Directions: Your task is to output all the records below, word for word.

———

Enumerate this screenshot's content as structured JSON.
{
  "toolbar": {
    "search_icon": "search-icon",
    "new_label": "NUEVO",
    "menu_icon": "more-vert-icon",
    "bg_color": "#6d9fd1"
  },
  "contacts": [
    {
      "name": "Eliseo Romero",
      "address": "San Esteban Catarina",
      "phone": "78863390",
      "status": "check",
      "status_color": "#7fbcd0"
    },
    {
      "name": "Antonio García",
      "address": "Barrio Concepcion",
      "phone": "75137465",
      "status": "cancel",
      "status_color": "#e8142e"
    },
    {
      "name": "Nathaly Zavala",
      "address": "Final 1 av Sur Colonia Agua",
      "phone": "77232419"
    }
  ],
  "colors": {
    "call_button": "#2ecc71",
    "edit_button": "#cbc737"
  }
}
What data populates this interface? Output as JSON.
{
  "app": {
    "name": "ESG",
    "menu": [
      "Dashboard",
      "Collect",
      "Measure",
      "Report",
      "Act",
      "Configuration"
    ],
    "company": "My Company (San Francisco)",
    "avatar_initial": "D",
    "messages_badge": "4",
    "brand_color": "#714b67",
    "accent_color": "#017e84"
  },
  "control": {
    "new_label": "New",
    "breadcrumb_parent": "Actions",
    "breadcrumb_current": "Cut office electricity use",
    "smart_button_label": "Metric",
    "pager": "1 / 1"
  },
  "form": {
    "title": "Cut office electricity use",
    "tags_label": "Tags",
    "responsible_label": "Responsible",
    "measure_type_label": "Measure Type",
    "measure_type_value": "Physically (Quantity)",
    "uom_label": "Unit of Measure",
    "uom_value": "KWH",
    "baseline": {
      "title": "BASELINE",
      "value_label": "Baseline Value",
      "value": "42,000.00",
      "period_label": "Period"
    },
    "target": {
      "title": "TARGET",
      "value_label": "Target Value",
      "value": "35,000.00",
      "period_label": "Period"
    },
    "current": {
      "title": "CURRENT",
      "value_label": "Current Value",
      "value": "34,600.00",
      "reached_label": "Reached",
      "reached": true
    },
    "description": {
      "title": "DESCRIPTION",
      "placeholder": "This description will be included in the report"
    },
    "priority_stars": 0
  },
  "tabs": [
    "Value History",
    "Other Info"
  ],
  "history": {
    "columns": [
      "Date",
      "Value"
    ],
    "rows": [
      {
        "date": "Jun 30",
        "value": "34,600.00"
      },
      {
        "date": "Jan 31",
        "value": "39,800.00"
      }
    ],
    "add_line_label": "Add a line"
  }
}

———

Full response:
Enumerate this screenshot's content as structured JSON.
{
  "toolbar": {
    "search_icon": "search-icon",
    "new_label": "NUEVO",
    "menu_icon": "more-vert-icon",
    "bg_color": "#6d9fd1"
  },
  "contacts": [
    {
      "name": "Eliseo Romero",
      "address": "San Esteban Catarina",
      "phone": "78863390",
      "status": "check",
      "status_color": "#7fbcd0"
    },
    {
      "name": "Antonio García",
      "address": "Barrio Concepcion",
      "phone": "75137465",
      "status": "cancel",
      "status_color": "#e8142e"
    },
    {
      "name": "Nathaly Zavala",
      "address": "Final 1 av Sur Colonia Agua",
      "phone": "77232419"
    }
  ],
  "colors": {
    "call_button": "#2ecc71",
    "edit_button": "#cbc737"
  }
}
What data populates this interface? Output as JSON.
{
  "app": {
    "name": "ESG",
    "menu": [
      "Dashboard",
      "Collect",
      "Measure",
      "Report",
      "Act",
      "Configuration"
    ],
    "company": "My Company (San Francisco)",
    "avatar_initial": "D",
    "messages_badge": "4",
    "brand_color": "#714b67",
    "accent_color": "#017e84"
  },
  "control": {
    "new_label": "New",
    "breadcrumb_parent": "Actions",
    "breadcrumb_current": "Cut office electricity use",
    "smart_button_label": "Metric",
    "pager": "1 / 1"
  },
  "form": {
    "title": "Cut office electricity use",
    "tags_label": "Tags",
    "responsible_label": "Responsible",
    "measure_type_label": "Measure Type",
    "measure_type_value": "Physically (Quantity)",
    "uom_label": "Unit of Measure",
    "uom_value": "KWH",
    "baseline": {
      "title": "BASELINE",
      "value_label": "Baseline Value",
      "value": "42,000.00",
      "period_label": "Period"
    },
    "target": {
      "title": "TARGET",
      "value_label": "Target Value",
      "value": "35,000.00",
      "period_label": "Period"
    },
    "current": {
      "title": "CURRENT",
      "value_label": "Current Value",
      "value": "34,600.00",
      "reached_label": "Reached",
      "reached": true
    },
    "description": {
      "title": "DESCRIPTION",
      "placeholder": "This description will be included in the report"
    },
    "priority_stars": 0
  },
  "tabs": [
    "Value History",
    "Other Info"
  ],
  "history": {
    "columns": [
      "Date",
      "Value"
    ],
    "rows": [
      {
        "date": "Jun 30",
        "value": "34,600.00"
      },
      {
        "date": "Jan 31",
        "value": "39,800.00"
      }
    ],
    "add_line_label": "Add a line"
  }
}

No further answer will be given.